*WHAT TO PRODUCE*.
Reproduce all entries word for word.

####################

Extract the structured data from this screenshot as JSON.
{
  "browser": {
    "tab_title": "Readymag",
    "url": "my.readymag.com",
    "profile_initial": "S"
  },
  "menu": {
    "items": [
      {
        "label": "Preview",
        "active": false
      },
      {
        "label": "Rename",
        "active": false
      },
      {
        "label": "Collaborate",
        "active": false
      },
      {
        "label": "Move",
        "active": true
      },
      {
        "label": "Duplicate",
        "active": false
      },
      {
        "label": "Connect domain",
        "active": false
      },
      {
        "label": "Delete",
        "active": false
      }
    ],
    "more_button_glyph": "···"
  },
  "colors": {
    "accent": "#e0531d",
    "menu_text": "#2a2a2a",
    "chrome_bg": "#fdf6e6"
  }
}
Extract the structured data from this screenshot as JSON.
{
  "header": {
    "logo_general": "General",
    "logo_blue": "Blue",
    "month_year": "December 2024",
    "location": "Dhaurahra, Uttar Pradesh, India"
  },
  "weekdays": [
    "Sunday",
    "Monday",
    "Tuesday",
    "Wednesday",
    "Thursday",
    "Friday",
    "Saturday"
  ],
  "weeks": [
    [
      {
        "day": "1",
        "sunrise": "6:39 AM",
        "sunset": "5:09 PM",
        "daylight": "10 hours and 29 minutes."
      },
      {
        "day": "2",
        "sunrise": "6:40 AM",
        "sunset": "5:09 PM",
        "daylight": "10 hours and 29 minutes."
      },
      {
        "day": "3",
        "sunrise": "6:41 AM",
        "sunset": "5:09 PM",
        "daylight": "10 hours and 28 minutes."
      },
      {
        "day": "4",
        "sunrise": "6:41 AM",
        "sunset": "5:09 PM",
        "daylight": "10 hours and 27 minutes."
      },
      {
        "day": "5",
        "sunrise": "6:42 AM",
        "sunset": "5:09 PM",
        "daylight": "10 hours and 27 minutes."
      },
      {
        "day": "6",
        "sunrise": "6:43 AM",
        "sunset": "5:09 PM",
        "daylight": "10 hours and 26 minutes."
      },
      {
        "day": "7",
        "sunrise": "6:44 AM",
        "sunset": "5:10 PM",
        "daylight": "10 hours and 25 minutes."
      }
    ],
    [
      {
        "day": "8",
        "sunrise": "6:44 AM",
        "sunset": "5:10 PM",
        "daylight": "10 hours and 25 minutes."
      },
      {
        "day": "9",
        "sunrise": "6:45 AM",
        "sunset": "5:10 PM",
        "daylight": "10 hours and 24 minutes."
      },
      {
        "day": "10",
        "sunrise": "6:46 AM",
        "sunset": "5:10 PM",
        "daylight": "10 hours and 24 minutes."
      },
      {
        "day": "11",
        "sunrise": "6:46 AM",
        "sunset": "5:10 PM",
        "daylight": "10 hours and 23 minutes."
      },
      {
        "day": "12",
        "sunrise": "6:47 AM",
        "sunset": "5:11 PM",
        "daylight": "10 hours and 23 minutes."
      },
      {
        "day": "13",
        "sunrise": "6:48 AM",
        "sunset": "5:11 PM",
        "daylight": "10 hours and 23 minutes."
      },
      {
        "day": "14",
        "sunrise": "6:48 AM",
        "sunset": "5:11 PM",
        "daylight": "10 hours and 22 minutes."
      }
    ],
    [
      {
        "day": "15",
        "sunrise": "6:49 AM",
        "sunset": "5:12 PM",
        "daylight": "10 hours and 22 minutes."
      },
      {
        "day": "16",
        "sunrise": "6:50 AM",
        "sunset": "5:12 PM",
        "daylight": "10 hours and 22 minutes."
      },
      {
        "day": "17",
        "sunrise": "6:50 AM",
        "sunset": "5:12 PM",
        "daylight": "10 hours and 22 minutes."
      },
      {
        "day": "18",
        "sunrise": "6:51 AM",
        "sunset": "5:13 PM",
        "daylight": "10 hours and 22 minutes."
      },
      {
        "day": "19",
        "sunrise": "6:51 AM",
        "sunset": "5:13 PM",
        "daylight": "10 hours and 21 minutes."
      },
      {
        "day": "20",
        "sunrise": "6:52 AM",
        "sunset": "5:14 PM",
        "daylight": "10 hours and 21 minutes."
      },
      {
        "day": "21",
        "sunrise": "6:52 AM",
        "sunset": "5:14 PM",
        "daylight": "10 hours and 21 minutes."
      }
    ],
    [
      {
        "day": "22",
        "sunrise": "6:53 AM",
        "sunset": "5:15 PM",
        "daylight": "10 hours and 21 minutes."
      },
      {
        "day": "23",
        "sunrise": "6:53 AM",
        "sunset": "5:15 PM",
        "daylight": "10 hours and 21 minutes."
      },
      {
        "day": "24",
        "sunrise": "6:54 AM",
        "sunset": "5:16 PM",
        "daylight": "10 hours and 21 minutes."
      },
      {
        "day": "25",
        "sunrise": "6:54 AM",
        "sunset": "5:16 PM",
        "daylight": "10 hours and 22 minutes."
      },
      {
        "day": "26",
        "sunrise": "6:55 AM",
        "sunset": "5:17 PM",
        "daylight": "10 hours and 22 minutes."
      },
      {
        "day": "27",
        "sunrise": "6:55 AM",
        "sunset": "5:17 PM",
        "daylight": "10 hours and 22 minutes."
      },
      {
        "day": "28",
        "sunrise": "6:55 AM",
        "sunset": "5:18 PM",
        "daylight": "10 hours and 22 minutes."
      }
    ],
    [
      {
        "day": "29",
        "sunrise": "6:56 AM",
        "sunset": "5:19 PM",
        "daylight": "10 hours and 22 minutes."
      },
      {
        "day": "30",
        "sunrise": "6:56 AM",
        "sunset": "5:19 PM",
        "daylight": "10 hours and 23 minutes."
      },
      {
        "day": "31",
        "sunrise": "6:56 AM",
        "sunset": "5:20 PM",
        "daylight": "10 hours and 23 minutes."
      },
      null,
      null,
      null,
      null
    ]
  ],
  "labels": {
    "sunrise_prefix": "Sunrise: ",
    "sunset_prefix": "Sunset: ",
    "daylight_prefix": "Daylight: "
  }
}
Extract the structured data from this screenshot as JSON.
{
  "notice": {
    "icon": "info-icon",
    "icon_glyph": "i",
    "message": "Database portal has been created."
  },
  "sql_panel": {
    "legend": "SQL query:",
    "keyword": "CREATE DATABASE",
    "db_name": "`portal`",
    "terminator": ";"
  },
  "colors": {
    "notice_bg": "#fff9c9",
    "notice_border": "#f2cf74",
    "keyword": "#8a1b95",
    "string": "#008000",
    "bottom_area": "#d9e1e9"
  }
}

####################

*SOLUTION FOR THIS TASK*.
Extract the structured data from this screenshot as JSON.
{
  "browser": {
    "tab_title": "Readymag",
    "url": "my.readymag.com",
    "profile_initial": "S"
  },
  "menu": {
    "items": [
      {
        "label": "Preview",
        "active": false
      },
      {
        "label": "Rename",
        "active": false
      },
      {
        "label": "Collaborate",
        "active": false
      },
      {
        "label": "Move",
        "active": true
      },
      {
        "label": "Duplicate",
        "active": false
      },
      {
        "label": "Connect domain",
        "active": false
      },
      {
        "label": "Delete",
        "active": false
      }
    ],
    "more_button_glyph": "···"
  },
  "colors": {
    "accent": "#e0531d",
    "menu_text": "#2a2a2a",
    "chrome_bg": "#fdf6e6"
  }
}
Extract the structured data from this screenshot as JSON.
{
  "header": {
    "logo_general": "General",
    "logo_blue": "Blue",
    "month_year": "December 2024",
    "location": "Dhaurahra, Uttar Pradesh, India"
  },
  "weekdays": [
    "Sunday",
    "Monday",
    "Tuesday",
    "Wednesday",
    "Thursday",
    "Friday",
    "Saturday"
  ],
  "weeks": [
    [
      {
        "day": "1",
        "sunrise": "6:39 AM",
        "sunset": "5:09 PM",
        "daylight": "10 hours and 29 minutes."
      },
      {
        "day": "2",
        "sunrise": "6:40 AM",
        "sunset": "5:09 PM",
        "daylight": "10 hours and 29 minutes."
      },
      {
        "day": "3",
        "sunrise": "6:41 AM",
        "sunset": "5:09 PM",
        "daylight": "10 hours and 28 minutes."
      },
      {
        "day": "4",
        "sunrise": "6:41 AM",
        "sunset": "5:09 PM",
        "daylight": "10 hours and 27 minutes."
      },
      {
        "day": "5",
        "sunrise": "6:42 AM",
        "sunset": "5:09 PM",
        "daylight": "10 hours and 27 minutes."
      },
      {
        "day": "6",
        "sunrise": "6:43 AM",
        "sunset": "5:09 PM",
        "daylight": "10 hours and 26 minutes."
      },
      {
        "day": "7",
        "sunrise": "6:44 AM",
        "sunset": "5:10 PM",
        "daylight": "10 hours and 25 minutes."
      }
    ],
    [
      {
        "day": "8",
        "sunrise": "6:44 AM",
        "sunset": "5:10 PM",
        "daylight": "10 hours and 25 minutes."
      },
      {
        "day": "9",
        "sunrise": "6:45 AM",
        "sunset": "5:10 PM",
        "daylight": "10 hours and 24 minutes."
      },
      {
        "day": "10",
        "sunrise": "6:46 AM",
        "sunset": "5:10 PM",
        "daylight": "10 hours and 24 minutes."
      },
      {
        "day": "11",
        "sunrise": "6:46 AM",
        "sunset": "5:10 PM",
        "daylight": "10 hours and 23 minutes."
      },
      {
        "day": "12",
        "sunrise": "6:47 AM",
        "sunset": "5:11 PM",
        "daylight": "10 hours and 23 minutes."
      },
      {
        "day": "13",
        "sunrise": "6:48 AM",
        "sunset": "5:11 PM",
        "daylight": "10 hours and 23 minutes."
      },
      {
        "day": "14",
        "sunrise": "6:48 AM",
        "sunset": "5:11 PM",
        "daylight": "10 hours and 22 minutes."
      }
    ],
    [
      {
        "day": "15",
        "sunrise": "6:49 AM",
        "sunset": "5:12 PM",
        "daylight": "10 hours and 22 minutes."
      },
      {
        "day": "16",
        "sunrise": "6:50 AM",
        "sunset": "5:12 PM",
        "daylight": "10 hours and 22 minutes."
      },
      {
        "day": "17",
        "sunrise": "6:50 AM",
        "sunset": "5:12 PM",
        "daylight": "10 hours and 22 minutes."
      },
      {
        "day": "18",
        "sunrise": "6:51 AM",
        "sunset": "5:13 PM",
        "daylight": "10 hours and 22 minutes."
      },
      {
        "day": "19",
        "sunrise": "6:51 AM",
        "sunset": "5:13 PM",
        "daylight": "10 hours and 21 minutes."
      },
      {
        "day": "20",
        "sunrise": "6:52 AM",
        "sunset": "5:14 PM",
        "daylight": "10 hours and 21 minutes."
      },
      {
        "day": "21",
        "sunrise": "6:52 AM",
        "sunset": "5:14 PM",
        "daylight": "10 hours and 21 minutes."
      }
    ],
    [
      {
        "day": "22",
        "sunrise": "6:53 AM",
        "sunset": "5:15 PM",
        "daylight": "10 hours and 21 minutes."
      },
      {
        "day": "23",
        "sunrise": "6:53 AM",
        "sunset": "5:15 PM",
        "daylight": "10 hours and 21 minutes."
      },
      {
        "day": "24",
        "sunrise": "6:54 AM",
        "sunset": "5:16 PM",
        "daylight": "10 hours and 21 minutes."
      },
      {
        "day": "25",
        "sunrise": "6:54 AM",
        "sunset": "5:16 PM",
        "daylight": "10 hours and 22 minutes."
      },
      {
        "day": "26",
        "sunrise": "6:55 AM",
        "sunset": "5:17 PM",
        "daylight": "10 hours and 22 minutes."
      },
      {
        "day": "27",
        "sunrise": "6:55 AM",
        "sunset": "5:17 PM",
        "daylight": "10 hours and 22 minutes."
      },
      {
        "day": "28",
        "sunrise": "6:55 AM",
        "sunset": "5:18 PM",
        "daylight": "10 hours and 22 minutes."
      }
    ],
    [
      {
        "day": "29",
        "sunrise": "6:56 AM",
        "sunset": "5:19 PM",
        "daylight": "10 hours and 22 minutes."
      },
      {
        "day": "30",
        "sunrise": "6:56 AM",
        "sunset": "5:19 PM",
        "daylight": "10 hours and 23 minutes."
      },
      {
        "day": "31",
        "sunrise": "6:56 AM",
        "sunset": "5:20 PM",
        "daylight": "10 hours and 23 minutes."
      },
      null,
      null,
      null,
      null
    ]
  ],
  "labels": {
    "sunrise_prefix": "Sunrise: ",
    "sunset_prefix": "Sunset: ",
    "daylight_prefix": "Daylight: "
  }
}
Extract the structured data from this screenshot as JSON.
{
  "notice": {
    "icon": "info-icon",
    "icon_glyph": "i",
    "message": "Database portal has been created."
  },
  "sql_panel": {
    "legend": "SQL query:",
    "keyword": "CREATE DATABASE",
    "db_name": "`portal`",
    "terminator": ";"
  },
  "colors": {
    "notice_bg": "#fff9c9",
    "notice_border": "#f2cf74",
    "keyword": "#8a1b95",
    "string": "#008000",
    "bottom_area": "#d9e1e9"
  }
}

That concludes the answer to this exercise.